Go through the entries below and pick out every line with "ensilage".
Entries shown start
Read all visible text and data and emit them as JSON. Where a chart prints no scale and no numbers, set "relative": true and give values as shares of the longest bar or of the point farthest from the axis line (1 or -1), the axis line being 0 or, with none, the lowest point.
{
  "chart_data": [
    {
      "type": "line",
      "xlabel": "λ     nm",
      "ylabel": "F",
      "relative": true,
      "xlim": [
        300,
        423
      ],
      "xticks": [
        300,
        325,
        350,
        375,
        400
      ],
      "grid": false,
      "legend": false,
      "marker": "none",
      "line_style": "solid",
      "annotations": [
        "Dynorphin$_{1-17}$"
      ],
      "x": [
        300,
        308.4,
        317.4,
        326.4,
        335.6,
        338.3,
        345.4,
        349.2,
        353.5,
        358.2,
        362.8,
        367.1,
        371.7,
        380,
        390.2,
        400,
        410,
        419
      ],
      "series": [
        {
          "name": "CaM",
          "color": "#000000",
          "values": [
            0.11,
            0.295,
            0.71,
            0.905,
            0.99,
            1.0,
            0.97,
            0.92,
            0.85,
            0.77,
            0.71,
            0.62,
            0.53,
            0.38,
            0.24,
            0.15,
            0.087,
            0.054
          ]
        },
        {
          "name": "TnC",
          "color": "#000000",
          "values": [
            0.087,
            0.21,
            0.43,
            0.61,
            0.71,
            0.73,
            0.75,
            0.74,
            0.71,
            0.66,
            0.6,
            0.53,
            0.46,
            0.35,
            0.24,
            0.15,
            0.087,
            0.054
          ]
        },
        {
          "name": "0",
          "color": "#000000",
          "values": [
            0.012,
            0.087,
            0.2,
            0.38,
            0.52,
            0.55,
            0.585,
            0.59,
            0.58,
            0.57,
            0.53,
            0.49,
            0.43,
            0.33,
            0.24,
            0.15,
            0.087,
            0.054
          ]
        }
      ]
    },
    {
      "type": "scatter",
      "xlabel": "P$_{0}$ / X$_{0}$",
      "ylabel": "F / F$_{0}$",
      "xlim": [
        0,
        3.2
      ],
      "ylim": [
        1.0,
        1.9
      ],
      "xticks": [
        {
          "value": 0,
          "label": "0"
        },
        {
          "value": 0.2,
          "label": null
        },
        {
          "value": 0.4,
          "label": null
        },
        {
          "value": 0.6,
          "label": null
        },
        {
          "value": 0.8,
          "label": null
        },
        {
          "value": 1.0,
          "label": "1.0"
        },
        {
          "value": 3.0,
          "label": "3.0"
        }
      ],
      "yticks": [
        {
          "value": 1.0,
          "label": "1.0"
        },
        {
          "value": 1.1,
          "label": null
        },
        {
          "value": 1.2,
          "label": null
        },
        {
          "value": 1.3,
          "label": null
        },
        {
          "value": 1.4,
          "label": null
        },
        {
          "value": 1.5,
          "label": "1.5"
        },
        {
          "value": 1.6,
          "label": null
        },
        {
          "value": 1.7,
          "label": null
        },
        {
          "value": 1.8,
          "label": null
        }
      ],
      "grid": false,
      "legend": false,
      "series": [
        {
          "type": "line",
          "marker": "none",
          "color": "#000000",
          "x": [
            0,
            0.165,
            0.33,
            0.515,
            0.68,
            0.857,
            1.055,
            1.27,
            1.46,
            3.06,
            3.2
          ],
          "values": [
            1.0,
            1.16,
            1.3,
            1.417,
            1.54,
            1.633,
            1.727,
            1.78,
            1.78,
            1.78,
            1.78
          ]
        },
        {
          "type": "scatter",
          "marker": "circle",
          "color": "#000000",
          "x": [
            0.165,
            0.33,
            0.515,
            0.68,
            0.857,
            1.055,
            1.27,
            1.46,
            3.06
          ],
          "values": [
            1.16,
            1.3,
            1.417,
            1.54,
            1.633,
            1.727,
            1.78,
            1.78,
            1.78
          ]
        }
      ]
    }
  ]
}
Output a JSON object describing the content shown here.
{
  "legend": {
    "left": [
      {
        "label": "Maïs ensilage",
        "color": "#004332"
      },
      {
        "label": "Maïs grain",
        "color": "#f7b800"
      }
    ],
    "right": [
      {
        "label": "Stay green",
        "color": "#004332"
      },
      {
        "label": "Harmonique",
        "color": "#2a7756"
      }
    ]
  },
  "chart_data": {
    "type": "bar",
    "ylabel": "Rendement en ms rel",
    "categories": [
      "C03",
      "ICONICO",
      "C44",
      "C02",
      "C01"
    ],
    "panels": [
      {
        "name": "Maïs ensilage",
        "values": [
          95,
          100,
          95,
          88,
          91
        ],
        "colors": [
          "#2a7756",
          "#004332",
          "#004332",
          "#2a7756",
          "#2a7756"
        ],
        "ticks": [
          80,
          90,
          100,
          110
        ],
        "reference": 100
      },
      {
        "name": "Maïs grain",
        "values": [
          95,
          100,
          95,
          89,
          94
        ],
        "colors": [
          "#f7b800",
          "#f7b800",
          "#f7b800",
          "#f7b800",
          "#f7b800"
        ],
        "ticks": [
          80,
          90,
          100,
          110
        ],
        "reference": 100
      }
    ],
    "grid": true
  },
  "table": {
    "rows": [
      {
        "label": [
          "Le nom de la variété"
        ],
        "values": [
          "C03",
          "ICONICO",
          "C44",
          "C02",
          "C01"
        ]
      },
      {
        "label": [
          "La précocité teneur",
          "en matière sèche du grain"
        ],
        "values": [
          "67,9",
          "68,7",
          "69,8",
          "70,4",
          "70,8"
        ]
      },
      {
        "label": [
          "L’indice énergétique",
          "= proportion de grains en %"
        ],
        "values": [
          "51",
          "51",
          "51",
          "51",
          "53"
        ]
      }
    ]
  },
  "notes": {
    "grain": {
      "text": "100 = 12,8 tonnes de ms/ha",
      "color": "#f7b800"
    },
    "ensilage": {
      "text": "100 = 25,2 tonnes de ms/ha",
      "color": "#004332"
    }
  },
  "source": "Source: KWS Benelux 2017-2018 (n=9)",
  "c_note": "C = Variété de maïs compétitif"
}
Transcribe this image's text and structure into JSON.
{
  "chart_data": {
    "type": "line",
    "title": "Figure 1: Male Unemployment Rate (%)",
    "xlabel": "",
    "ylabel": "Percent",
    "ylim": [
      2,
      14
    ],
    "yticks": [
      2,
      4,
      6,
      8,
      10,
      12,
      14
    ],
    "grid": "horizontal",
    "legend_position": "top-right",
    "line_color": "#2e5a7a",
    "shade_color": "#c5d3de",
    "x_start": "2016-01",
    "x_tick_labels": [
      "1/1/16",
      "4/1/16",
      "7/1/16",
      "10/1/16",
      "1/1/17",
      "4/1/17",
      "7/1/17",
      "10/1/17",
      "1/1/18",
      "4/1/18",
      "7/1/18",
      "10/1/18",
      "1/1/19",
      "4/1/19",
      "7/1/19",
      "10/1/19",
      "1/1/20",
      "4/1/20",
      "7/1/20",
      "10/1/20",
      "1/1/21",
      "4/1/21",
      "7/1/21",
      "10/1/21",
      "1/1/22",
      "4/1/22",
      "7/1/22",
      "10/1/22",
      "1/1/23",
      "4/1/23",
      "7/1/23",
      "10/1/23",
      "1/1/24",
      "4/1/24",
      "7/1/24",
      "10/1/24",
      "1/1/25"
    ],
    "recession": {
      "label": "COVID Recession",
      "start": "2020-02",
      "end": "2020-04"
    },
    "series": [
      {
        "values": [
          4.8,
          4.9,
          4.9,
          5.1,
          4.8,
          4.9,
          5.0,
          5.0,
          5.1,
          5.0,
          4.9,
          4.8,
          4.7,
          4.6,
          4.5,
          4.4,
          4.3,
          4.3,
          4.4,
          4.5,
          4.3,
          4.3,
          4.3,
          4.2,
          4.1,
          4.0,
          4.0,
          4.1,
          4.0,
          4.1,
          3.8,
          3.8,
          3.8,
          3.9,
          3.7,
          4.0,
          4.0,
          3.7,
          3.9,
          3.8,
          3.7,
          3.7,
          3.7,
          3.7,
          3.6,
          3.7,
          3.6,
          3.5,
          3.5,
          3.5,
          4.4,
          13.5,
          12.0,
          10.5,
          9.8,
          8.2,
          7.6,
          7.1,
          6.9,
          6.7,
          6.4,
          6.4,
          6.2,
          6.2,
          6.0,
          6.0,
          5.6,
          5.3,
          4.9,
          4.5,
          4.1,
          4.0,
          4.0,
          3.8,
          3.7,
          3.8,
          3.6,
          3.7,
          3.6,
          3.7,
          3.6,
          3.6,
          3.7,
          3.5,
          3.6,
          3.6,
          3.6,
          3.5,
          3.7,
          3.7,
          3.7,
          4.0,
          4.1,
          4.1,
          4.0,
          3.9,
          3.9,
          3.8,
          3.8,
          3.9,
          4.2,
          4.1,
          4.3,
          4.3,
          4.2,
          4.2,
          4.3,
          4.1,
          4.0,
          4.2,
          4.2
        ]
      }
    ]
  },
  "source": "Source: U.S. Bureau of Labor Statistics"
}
Entries shown end
▸ Complete response
        "label": "Maïs ensilage",
        "name": "Maïs ensilage",
    "ensilage": {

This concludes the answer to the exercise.